Short task: Show every line where "spectrum" occurs.

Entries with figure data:

────────────────────────────────────────

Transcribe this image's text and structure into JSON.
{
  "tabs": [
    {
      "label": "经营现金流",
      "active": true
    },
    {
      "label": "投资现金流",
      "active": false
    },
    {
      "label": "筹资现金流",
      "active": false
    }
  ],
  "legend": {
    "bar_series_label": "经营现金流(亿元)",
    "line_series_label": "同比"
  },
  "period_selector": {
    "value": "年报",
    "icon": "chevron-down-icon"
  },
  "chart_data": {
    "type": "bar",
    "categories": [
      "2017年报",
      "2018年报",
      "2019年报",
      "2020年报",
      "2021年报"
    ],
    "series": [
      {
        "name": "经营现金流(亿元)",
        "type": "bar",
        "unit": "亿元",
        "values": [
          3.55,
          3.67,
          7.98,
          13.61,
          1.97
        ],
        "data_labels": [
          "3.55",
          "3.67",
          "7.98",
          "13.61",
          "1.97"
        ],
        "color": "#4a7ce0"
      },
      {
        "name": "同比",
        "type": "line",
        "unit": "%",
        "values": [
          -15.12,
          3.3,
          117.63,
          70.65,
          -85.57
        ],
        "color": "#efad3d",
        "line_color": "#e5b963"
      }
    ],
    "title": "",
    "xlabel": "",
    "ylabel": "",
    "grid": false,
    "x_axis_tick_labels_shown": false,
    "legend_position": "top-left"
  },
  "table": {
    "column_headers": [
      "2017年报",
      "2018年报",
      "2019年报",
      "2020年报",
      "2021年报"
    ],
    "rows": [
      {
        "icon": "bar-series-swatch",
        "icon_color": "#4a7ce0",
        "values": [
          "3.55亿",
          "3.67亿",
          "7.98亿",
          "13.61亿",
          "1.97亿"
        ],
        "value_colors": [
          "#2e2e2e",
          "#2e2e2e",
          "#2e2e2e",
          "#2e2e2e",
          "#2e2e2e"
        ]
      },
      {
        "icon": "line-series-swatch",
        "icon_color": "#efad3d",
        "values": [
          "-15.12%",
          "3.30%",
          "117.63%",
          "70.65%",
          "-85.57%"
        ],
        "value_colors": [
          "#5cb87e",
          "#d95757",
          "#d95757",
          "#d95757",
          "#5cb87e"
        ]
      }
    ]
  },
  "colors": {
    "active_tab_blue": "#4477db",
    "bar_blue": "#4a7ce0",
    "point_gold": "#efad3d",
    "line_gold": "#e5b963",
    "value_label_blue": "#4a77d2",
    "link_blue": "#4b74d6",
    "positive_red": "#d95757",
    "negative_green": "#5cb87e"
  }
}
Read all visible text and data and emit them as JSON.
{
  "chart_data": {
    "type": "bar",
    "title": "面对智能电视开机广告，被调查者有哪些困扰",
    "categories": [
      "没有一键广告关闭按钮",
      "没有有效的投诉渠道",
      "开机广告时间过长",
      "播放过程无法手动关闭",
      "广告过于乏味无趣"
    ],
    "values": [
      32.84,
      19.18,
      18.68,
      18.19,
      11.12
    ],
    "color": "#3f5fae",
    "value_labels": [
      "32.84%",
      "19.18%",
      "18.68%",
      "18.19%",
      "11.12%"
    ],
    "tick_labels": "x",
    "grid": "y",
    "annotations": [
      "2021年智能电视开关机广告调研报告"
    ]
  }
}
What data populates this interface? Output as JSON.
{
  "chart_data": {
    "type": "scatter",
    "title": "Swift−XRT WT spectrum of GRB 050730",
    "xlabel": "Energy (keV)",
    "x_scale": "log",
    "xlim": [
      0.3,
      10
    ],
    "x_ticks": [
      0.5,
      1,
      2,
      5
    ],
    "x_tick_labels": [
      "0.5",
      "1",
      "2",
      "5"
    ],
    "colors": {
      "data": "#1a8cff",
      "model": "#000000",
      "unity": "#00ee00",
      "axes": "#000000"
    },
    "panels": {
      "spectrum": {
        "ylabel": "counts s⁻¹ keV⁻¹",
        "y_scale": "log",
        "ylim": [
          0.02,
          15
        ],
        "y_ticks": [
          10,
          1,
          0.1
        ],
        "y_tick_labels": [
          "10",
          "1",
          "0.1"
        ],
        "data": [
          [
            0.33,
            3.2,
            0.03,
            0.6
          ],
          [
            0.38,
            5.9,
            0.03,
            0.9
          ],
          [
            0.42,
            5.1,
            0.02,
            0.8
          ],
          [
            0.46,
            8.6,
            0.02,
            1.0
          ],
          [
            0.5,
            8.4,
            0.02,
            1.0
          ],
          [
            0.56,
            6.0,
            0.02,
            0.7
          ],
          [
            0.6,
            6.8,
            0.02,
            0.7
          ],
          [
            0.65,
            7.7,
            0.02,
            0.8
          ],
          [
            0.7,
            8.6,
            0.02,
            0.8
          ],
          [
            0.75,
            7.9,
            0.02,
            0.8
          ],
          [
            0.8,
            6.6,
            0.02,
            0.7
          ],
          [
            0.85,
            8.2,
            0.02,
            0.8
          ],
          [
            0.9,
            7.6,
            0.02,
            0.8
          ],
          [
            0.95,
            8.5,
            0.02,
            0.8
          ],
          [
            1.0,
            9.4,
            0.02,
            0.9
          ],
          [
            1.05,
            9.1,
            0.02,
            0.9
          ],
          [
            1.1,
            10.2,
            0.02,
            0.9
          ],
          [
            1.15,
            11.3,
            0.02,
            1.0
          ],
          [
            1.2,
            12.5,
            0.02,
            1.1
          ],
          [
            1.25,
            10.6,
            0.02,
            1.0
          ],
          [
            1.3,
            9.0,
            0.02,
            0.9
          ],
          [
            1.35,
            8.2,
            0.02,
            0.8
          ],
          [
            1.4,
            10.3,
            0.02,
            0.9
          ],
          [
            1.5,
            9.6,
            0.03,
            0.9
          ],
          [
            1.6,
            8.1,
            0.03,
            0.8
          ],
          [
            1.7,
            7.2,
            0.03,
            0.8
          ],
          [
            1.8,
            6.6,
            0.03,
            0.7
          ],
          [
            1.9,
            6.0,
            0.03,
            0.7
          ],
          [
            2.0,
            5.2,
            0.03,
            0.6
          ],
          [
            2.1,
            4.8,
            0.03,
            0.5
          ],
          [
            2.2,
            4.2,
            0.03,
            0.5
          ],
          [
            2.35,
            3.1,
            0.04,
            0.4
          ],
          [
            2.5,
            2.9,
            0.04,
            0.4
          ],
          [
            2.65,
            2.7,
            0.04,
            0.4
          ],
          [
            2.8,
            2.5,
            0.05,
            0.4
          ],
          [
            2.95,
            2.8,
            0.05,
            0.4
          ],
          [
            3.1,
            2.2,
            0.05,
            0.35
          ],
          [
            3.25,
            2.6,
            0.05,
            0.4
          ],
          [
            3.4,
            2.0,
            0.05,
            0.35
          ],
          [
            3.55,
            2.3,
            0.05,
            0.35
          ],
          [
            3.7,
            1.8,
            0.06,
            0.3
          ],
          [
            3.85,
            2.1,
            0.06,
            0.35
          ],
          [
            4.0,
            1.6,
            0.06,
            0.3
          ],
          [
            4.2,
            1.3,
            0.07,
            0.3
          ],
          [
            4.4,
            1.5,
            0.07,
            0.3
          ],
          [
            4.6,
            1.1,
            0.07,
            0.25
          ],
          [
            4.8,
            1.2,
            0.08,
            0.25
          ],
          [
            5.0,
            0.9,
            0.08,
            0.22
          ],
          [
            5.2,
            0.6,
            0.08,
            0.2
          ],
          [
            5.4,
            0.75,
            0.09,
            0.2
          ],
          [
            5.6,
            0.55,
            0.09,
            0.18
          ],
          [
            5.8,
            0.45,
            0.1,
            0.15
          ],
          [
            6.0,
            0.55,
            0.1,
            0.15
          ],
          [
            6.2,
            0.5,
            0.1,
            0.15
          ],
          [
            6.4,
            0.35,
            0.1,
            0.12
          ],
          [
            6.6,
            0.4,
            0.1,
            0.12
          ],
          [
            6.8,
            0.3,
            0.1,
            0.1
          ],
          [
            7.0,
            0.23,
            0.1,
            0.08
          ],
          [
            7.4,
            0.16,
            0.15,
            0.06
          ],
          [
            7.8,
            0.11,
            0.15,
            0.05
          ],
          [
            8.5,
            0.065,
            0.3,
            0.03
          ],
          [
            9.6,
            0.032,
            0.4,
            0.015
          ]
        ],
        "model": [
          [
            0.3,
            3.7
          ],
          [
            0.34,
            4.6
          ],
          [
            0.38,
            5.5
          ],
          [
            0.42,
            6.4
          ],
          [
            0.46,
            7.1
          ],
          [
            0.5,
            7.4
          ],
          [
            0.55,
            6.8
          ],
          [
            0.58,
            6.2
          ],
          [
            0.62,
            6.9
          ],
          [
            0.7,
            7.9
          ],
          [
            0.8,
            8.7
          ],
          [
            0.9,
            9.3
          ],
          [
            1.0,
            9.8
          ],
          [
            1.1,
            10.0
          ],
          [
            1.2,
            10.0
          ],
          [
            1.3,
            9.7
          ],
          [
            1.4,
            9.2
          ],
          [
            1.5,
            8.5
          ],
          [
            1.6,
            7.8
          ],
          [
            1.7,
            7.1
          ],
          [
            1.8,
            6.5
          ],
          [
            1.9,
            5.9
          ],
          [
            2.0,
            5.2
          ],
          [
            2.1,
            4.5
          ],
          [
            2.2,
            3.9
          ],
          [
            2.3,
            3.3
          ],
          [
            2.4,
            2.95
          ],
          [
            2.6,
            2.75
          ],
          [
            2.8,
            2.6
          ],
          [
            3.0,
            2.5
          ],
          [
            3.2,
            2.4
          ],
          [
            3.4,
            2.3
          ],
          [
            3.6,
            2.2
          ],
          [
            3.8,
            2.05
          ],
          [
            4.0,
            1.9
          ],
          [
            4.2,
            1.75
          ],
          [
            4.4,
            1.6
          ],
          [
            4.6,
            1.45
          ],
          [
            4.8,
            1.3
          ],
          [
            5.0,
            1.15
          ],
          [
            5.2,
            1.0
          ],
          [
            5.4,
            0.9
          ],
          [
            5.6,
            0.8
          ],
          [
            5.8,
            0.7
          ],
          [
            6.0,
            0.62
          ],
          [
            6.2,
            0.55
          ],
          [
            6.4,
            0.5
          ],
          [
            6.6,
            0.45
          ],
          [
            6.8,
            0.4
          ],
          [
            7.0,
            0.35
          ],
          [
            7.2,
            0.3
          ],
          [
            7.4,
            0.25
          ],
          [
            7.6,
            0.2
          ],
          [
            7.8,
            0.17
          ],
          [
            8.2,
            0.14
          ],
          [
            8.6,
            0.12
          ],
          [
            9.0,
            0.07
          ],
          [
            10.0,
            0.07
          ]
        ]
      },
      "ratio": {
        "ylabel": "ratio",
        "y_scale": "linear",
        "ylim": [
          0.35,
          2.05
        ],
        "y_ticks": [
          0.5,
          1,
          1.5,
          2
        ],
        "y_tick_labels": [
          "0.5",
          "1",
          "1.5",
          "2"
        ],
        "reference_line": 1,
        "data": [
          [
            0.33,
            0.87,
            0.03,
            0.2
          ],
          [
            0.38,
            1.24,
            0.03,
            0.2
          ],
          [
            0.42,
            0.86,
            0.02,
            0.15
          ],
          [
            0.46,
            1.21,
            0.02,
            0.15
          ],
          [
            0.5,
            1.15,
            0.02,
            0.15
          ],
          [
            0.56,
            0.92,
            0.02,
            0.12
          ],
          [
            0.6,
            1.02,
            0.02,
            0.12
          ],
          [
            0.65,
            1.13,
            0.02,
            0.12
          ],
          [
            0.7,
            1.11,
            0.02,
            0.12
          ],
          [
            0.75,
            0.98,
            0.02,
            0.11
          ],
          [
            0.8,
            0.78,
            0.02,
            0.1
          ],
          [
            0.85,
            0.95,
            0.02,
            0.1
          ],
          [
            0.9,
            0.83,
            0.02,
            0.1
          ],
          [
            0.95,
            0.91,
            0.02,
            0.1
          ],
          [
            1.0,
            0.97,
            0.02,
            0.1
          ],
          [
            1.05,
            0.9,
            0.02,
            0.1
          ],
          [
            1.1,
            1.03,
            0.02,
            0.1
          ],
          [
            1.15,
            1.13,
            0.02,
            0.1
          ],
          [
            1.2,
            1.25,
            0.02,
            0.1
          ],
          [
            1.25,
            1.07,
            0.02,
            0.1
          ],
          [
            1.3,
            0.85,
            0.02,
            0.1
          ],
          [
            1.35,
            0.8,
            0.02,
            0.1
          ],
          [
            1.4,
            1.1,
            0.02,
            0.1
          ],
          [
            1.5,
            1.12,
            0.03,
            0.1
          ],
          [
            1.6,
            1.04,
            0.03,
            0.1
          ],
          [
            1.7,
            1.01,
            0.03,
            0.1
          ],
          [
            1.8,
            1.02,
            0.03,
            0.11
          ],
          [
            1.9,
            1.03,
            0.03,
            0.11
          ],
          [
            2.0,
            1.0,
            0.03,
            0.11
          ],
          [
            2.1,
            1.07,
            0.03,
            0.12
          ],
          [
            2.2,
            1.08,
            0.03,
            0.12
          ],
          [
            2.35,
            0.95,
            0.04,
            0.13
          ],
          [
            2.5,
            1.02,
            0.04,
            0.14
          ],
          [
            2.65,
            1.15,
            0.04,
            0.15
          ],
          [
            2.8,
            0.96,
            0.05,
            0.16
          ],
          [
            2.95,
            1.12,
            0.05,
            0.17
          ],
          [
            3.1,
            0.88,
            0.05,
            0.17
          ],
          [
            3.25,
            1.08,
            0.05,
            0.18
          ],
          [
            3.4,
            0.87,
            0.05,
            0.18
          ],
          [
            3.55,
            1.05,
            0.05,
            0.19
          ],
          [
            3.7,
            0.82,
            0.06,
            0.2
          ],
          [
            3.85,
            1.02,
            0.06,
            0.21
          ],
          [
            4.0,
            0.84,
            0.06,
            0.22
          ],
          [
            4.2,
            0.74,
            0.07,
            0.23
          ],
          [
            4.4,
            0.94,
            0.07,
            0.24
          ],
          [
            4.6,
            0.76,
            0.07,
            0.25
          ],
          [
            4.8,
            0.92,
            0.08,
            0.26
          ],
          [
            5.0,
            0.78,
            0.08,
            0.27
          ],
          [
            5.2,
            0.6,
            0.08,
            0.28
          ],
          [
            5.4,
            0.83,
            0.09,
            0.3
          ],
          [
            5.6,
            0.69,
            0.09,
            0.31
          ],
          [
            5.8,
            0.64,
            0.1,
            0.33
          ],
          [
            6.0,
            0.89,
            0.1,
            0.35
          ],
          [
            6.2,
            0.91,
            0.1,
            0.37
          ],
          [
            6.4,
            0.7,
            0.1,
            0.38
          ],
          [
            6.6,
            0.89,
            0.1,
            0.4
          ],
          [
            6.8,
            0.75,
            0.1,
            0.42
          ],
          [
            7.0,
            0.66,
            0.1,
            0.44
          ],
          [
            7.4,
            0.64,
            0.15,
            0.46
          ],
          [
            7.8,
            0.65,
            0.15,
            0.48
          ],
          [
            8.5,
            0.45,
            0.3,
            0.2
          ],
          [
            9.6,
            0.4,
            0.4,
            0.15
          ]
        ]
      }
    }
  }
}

────────────────────────────────────────

Answer to the problem:
    "title": "Swift−XRT WT spectrum of GRB 050730",
      "spectrum": {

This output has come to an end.